# PASSAGE TO READ start

April 13, 2018 08:44 IST

Travel photographers take note!

The competition is already fierce in the National Geographic Travel Photographer of the Year Contest 2018, now underway. National Geographic editors have pulled together some of their favourite entries so far from all three categories -- Nature, People and Cities.

Once the competition closes, a panel of judges, selected by National Geographic Travel, will choose a winner in each of the categories and also name an overall winner. A public vote will also see a people’s choice winner named.

The photographer scooping the top prize will win $10,000 and have their winning image posted on the Nat Geo Travel Instagram account.

The contest is now open and entries can be submitted until May 31, 2018. 

(Click on the photos for full-screen resolution)


Nakameguro Cherry Blossoms
National Geographic

Nakameguro Cherry Blossoms - Illuminated cherry blossoms at night were fantastic and beautiful.
Photograph: Hiroki Inoue/National Geographic Travel Photographer of the Year Contest

Rhino Silhouette
National Geographic

Took an early ride out from the camp in Masai Mara national park, searching for the great migration, where I saw a rhino from far away standing beside a tree. The back lit from the early sun was too strong, so I took a silhouette instead.
Photograph: Khai Chuin Sim/National Geographic Travel Photographer of the Year Contest

Grand Canyon just after the rain
National Geographic

Just at the time of sunrise a storm approached the south rim and I almost packed my gears. But it cleared for a temporary period of time giving this amazing view from Powell Point. My first trip to this magnificent landmark left me speechless while I was clicking this shot.
Photograph: Naresh Balaguru/National Geographic Travel Photographer of the Year Contest

Lava falls
National Geographic

Lava falls into the sea. Explosions occurred and there was warm smoke. My camera lens became fog up.

# PASSAGE TO READ end

> **BRIEF**: Extend the article on the National Geographic travel photography contest, picking up after its final sentence. These records come from a different source than the article.

# LISTING start

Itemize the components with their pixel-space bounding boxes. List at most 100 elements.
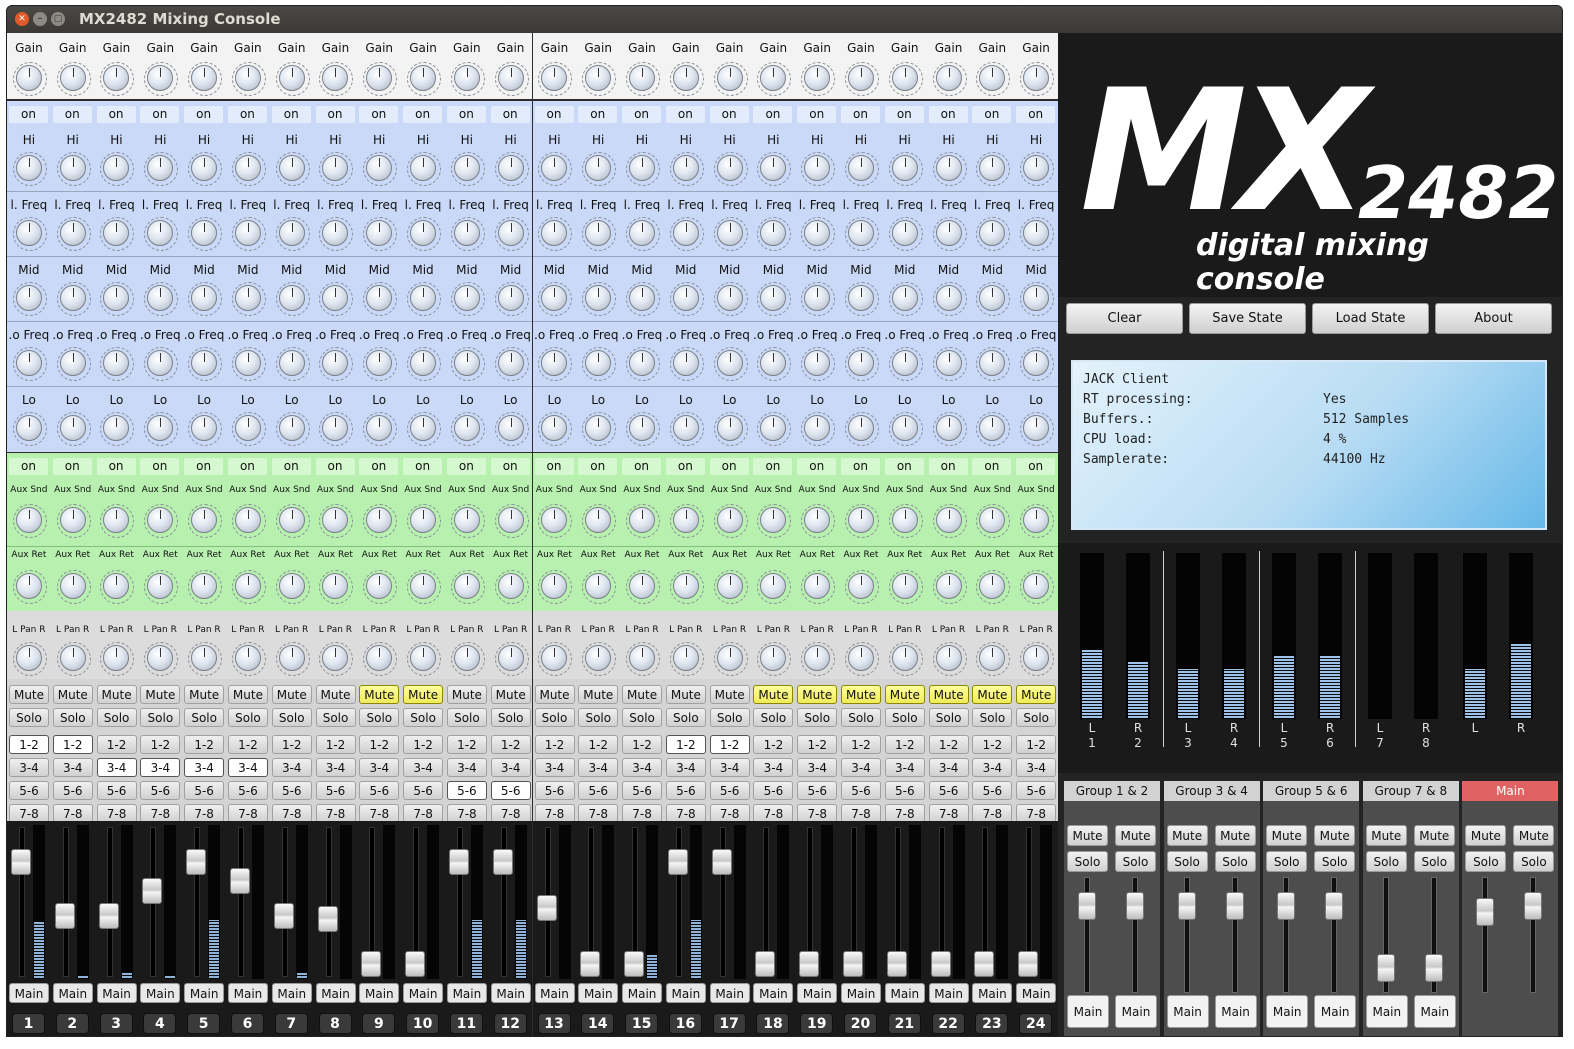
group-3-4-button[interactable]: 3-4 [359, 758, 400, 777]
hi-knob-icon[interactable] [801, 152, 836, 186]
group-3-4-button[interactable]: 3-4 [972, 758, 1013, 777]
group-mute-button[interactable]: Mute [1067, 825, 1108, 846]
eq-on-button[interactable]: on [972, 106, 1012, 123]
aux-return-knob-icon[interactable] [56, 570, 91, 604]
hi-knob-icon[interactable] [669, 152, 704, 186]
eq-on-button[interactable]: on [534, 106, 574, 123]
main-assign-button[interactable]: Main [841, 983, 882, 1003]
aux-send-knob-icon[interactable] [538, 504, 573, 538]
group-1-2-button[interactable]: 1-2 [1016, 735, 1057, 754]
gain-knob-icon[interactable] [100, 62, 135, 96]
group-3-4-button[interactable]: 3-4 [622, 758, 663, 777]
solo-button[interactable]: Solo [622, 708, 663, 727]
eq-on-button[interactable]: on [9, 106, 48, 123]
mid-freq-knob-icon[interactable] [407, 347, 442, 381]
fader-handle[interactable] [755, 951, 776, 977]
mid-knob-icon[interactable] [1020, 282, 1055, 316]
gain-knob-icon[interactable] [450, 62, 485, 96]
solo-button[interactable]: Solo [446, 708, 487, 727]
aux-on-button[interactable]: on [184, 458, 224, 475]
aux-on-button[interactable]: on [709, 458, 749, 475]
solo-button[interactable]: Solo [96, 708, 137, 727]
pan-knob-icon[interactable] [363, 642, 398, 676]
eq-on-button[interactable]: on [665, 106, 705, 123]
solo-button[interactable]: Solo [52, 708, 93, 727]
group-mute-button[interactable]: Mute [1266, 825, 1308, 846]
mute-button[interactable]: Mute [578, 685, 619, 704]
mid-knob-icon[interactable] [100, 282, 135, 316]
group-1-2-button[interactable]: 1-2 [52, 735, 93, 754]
group-main-button[interactable]: Main [1067, 995, 1109, 1028]
aux-send-knob-icon[interactable] [450, 504, 485, 538]
group-1-2-button[interactable]: 1-2 [271, 735, 312, 754]
pan-knob-icon[interactable] [275, 642, 310, 676]
mid-knob-icon[interactable] [844, 282, 879, 316]
aux-on-button[interactable]: on [52, 458, 92, 475]
hi-freq-knob-icon[interactable] [231, 217, 266, 251]
aux-send-knob-icon[interactable] [844, 504, 879, 538]
aux-send-knob-icon[interactable] [363, 504, 398, 538]
aux-on-button[interactable]: on [446, 458, 486, 475]
fader-handle[interactable] [536, 895, 557, 921]
eq-on-button[interactable]: on [884, 106, 924, 123]
hi-knob-icon[interactable] [275, 152, 310, 186]
aux-send-knob-icon[interactable] [188, 504, 223, 538]
group-3-4-button[interactable]: 3-4 [9, 758, 49, 777]
fader-handle[interactable] [886, 951, 907, 977]
fader-handle[interactable] [799, 951, 820, 977]
lo-knob-icon[interactable] [319, 412, 354, 446]
gain-knob-icon[interactable] [56, 62, 91, 96]
group-fader-handle[interactable] [1325, 892, 1344, 920]
hi-freq-knob-icon[interactable] [144, 217, 179, 251]
aux-on-button[interactable]: on [972, 458, 1012, 475]
group-fader-handle[interactable] [1424, 954, 1443, 982]
main-assign-button[interactable]: Main [184, 983, 225, 1003]
mid-freq-knob-icon[interactable] [844, 347, 879, 381]
main-assign-button[interactable]: Main [1016, 983, 1057, 1003]
solo-button[interactable]: Solo [9, 708, 49, 727]
group-7-8-button[interactable]: 7-8 [52, 804, 93, 821]
hi-freq-knob-icon[interactable] [976, 217, 1011, 251]
hi-freq-knob-icon[interactable] [888, 217, 923, 251]
mid-freq-knob-icon[interactable] [319, 347, 354, 381]
aux-send-knob-icon[interactable] [407, 504, 442, 538]
hi-knob-icon[interactable] [713, 152, 748, 186]
group-7-8-button[interactable]: 7-8 [96, 804, 137, 821]
mute-button[interactable]: Mute [315, 685, 356, 704]
group-solo-button[interactable]: Solo [1266, 851, 1308, 872]
group-fader-handle[interactable] [1126, 892, 1144, 920]
solo-button[interactable]: Solo [534, 708, 575, 727]
main-assign-button[interactable]: Main [972, 983, 1013, 1003]
mute-button[interactable]: Mute [490, 685, 531, 704]
main-assign-button[interactable]: Main [622, 983, 663, 1003]
gain-knob-icon[interactable] [844, 62, 879, 96]
group-5-6-button[interactable]: 5-6 [140, 781, 181, 800]
pan-knob-icon[interactable] [801, 642, 836, 676]
gain-knob-icon[interactable] [757, 62, 792, 96]
aux-on-button[interactable]: on [622, 458, 662, 475]
aux-return-knob-icon[interactable] [12, 570, 47, 604]
solo-button[interactable]: Solo [1016, 708, 1057, 727]
hi-freq-knob-icon[interactable] [713, 217, 748, 251]
group-1-2-button[interactable]: 1-2 [622, 735, 663, 754]
hi-freq-knob-icon[interactable] [275, 217, 310, 251]
main-assign-button[interactable]: Main [665, 983, 706, 1003]
lo-knob-icon[interactable] [450, 412, 485, 446]
eq-on-button[interactable]: on [271, 106, 311, 123]
aux-on-button[interactable]: on [534, 458, 574, 475]
aux-send-knob-icon[interactable] [582, 504, 617, 538]
mid-knob-icon[interactable] [625, 282, 660, 316]
gain-knob-icon[interactable] [144, 62, 179, 96]
group-main-button[interactable]: Main [1413, 995, 1456, 1028]
mid-knob-icon[interactable] [231, 282, 266, 316]
group-5-6-button[interactable]: 5-6 [578, 781, 619, 800]
eq-on-button[interactable]: on [622, 106, 662, 123]
group-3-4-button[interactable]: 3-4 [446, 758, 487, 777]
group-solo-button[interactable]: Solo [1365, 851, 1407, 872]
hi-knob-icon[interactable] [144, 152, 179, 186]
pan-knob-icon[interactable] [1020, 642, 1055, 676]
hi-freq-knob-icon[interactable] [1020, 217, 1055, 251]
aux-send-knob-icon[interactable] [275, 504, 310, 538]
aux-on-button[interactable]: on [403, 458, 443, 475]
hi-freq-knob-icon[interactable] [801, 217, 836, 251]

# LISTING end

> **OUTPUT OF THE EXERCISE**:
Photograph: Tetsuya Nomura/National Geographic Travel Photographer of the Year Contest

Dry Jamuna River
National Geographic

Jamuna river has almost dried up during the dry season. This aerial photograph was taken from Prem Jamunar Ghat’s point in Sariakandi upazila of Bogra, Bangladesh.
Photograph: Md Tanveer Hassan Rohan/National Geographic Travel Photographer of the Year Contest

National Geographic

These Rajasthani sisters were sitting on the staircase inside of their house relaxing and enjoy a cup of masala chai.
Photograph: Firdaus Hadzri/National Geographic Travel Photographer of the Year Contest

National Geographic

The Mundari tribe is a tribal group in south Sudan that haven’t changed their lifestyles much in centuries. The Mundari are one of the most prominent cattle herding tribes. They are primarily transhumant pastoralists, moving their herds of cattle to riverine pastures during the dry season and back to permanent settlements in Savanna forest during the rains.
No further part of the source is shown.